→ **Instruction**: Carry forward the passage below on jet-fan ventilation of a gas tunnel, starting right after its final sentence.

→ **Selected passage**:

::::

It can be observed from the calculation results that under the action of the jet fan, the main air flow that enters from the air flow-in tunnel enters the air flow-out tunnel after passing through the cross-aisle, and is discharged from the air flow-out tunnel. In the recirculation ventilation system, some of the fresh air in the air flow-in tunnel is forced to the heading faces by the axial fans, and the rest flows forward and passes through the cross-aisle, experiencing the confluence twice with the contaminated air at both ends of the aisle. So, the contaminated air will flow into the main wind and be discharged out of the tunnel.

In order to study the ventilation effect of different fans, the five sections in the tunnel were intercepted to study the distribution of wind speed. Section I is 50 m from the air flow-in, Section II is 500 m from the air flow-in, Section III is located 10 m in front of the cross-aisle of the air flow-in tunnel, Section IV is located 50 m in front of the cross tunnel of the air flow-out tunnel, and Section V is located in the middle of the cross-aisle. The average wind speed of the cross section is shown in Table 1. The technical specifications for the construction of railway and highway tunnels in China set the minimum average air velocity of return air flow as 0.5 m/s for a gas tunnel. However, it can be observed from Table 2 that the wind speed selected for 200 pa and 300 pa is less than the specified wind speed. This can lead to the accumulation of polluted air and accidents. Therefore, in order to achieve both the ventilation effect and the energy saving effect, a 400 pa jet fan can be selected to form the main airflow of jet tunnel ventilation. The content after this study is also based on the calculation results of a 400 Pa jet fan.

::::

→ **Records supplied**:
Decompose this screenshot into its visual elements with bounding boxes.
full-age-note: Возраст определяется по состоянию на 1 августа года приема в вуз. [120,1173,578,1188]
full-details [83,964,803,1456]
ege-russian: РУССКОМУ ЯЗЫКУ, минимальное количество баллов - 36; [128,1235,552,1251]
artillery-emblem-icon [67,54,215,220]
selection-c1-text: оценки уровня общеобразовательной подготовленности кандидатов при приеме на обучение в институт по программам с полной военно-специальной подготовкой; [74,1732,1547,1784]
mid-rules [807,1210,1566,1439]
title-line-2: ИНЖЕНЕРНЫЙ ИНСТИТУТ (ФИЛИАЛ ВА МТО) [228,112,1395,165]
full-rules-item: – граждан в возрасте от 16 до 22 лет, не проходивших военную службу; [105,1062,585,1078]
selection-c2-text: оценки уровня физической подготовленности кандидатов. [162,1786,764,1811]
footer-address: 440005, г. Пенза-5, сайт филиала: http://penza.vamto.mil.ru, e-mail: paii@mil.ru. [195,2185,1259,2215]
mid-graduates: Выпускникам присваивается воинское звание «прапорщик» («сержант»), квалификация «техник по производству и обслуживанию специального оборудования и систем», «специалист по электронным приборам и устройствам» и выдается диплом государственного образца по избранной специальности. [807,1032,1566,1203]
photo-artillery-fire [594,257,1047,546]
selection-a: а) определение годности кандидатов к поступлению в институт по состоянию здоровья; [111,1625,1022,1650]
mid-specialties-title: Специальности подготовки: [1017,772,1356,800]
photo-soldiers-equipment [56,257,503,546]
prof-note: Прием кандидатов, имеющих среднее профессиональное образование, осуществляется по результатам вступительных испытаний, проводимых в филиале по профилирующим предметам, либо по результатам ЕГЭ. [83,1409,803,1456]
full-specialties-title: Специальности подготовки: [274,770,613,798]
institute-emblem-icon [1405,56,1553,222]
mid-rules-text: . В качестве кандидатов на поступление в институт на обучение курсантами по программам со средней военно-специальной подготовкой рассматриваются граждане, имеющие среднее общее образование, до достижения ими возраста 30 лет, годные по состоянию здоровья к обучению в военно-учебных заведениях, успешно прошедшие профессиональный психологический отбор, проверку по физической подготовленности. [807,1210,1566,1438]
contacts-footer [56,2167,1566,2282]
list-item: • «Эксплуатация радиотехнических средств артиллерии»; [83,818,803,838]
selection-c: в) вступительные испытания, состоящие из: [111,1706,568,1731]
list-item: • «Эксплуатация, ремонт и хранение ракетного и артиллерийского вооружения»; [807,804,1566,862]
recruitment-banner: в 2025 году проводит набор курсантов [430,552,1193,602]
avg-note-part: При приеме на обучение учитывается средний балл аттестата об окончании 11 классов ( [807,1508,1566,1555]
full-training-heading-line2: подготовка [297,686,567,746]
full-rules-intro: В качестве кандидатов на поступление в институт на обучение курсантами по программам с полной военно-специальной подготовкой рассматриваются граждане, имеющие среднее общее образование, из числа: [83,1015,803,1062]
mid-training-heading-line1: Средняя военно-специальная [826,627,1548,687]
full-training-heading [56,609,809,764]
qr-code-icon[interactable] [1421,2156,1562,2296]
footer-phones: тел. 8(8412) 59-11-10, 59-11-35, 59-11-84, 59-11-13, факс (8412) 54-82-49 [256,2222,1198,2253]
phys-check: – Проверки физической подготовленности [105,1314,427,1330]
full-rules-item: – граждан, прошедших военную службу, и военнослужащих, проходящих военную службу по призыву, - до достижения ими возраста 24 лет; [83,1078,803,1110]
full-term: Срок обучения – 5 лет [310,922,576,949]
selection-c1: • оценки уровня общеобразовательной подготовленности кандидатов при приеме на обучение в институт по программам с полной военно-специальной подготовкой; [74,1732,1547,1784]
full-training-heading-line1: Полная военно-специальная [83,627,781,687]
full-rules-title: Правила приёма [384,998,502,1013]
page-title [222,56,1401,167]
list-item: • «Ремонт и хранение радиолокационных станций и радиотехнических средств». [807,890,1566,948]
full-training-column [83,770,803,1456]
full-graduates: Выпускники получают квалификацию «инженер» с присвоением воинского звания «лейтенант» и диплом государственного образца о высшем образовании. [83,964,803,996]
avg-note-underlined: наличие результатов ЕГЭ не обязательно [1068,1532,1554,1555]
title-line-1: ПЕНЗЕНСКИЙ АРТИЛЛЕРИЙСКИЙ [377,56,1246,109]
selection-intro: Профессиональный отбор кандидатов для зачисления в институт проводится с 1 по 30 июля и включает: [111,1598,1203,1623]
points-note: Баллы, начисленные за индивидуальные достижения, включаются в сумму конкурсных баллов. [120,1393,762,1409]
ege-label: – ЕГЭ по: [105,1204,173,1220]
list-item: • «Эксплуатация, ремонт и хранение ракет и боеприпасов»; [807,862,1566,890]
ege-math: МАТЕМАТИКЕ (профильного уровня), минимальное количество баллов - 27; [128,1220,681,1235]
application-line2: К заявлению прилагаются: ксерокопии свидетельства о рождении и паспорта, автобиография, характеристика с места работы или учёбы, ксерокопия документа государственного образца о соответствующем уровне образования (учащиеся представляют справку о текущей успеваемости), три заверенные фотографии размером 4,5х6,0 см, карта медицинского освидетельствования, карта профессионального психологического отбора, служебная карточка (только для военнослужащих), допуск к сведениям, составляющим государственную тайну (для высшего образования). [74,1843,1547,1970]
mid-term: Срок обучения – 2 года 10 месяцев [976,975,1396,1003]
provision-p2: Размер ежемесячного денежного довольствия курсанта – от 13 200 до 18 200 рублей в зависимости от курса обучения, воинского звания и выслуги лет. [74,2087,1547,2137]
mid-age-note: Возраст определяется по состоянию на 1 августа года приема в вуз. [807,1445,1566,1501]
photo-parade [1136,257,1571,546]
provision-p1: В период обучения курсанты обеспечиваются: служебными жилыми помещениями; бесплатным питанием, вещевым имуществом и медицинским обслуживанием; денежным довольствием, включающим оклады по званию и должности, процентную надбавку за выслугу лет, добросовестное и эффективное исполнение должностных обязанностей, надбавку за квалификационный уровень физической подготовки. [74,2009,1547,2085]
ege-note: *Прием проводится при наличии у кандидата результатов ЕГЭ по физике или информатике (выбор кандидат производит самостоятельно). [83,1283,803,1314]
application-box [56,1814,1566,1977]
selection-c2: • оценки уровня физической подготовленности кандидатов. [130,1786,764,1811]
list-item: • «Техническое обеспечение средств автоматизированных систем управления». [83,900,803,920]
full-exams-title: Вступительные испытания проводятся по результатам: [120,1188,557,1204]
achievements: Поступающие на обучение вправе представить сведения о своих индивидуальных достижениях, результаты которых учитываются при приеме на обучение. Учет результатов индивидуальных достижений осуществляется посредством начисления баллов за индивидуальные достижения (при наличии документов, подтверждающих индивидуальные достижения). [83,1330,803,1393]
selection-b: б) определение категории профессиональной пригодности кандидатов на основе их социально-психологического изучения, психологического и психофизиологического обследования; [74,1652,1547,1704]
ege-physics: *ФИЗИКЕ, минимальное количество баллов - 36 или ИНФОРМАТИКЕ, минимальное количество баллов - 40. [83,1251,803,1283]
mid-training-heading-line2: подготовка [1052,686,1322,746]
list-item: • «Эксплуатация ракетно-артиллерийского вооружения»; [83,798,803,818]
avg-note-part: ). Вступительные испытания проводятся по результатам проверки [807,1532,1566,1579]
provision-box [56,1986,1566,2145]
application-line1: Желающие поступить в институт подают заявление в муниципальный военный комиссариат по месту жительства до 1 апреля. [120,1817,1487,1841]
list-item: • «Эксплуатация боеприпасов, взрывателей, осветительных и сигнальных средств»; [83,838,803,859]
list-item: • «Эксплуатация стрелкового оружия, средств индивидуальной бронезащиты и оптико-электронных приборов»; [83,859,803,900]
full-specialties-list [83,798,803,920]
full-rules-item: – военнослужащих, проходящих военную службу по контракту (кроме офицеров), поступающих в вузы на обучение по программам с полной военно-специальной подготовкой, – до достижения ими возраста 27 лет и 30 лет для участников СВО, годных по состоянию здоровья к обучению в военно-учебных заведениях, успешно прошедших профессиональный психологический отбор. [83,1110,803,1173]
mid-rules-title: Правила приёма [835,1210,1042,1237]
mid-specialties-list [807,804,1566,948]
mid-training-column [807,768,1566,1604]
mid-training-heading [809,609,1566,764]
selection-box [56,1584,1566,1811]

::::

→ **Answer for the task**:
Figure 7 shows the velocity cloud diagram attached to the cross-aisle. It can be observed that the average air velocity of air flow increases significantly after the air flow passes through the cross-aisle, reaching about 5 m/s. Since the cross-sectional area of the cross-aisle is smaller than the area of the main tunnel, an air wall forms at the outlet of the cross channel, which hinders the exchange of polluted air and fresh air in the tunnel. Figure 8 shows the flow field at the cross-aisle in the 3D model. The results show that the air flow in the cross channel prevents the air flow in the tunnel face from entering the main channel, and there is a backflow area and a vortex area opposite to the air flow direction in the air channel. Therefore, a draft fan is installed in front of the wind wall to improve the wind flow pattern. The drainage wind will form a negative pressure zone at the tail, change the flow direction of the high-speed air flow, break the wind wall, increase the speed of main circulation air flow, and improve the discharge effect of the air flow-out tunnel.

3.2. Study on the Elimination of the Wind Wall

In this study, nine parameter combinations of tunnel draft fans were considered, including the model of the draft fans in the tunnel and the distance between the draft fans and the exit of the cross-aisle, as shown in Table 3.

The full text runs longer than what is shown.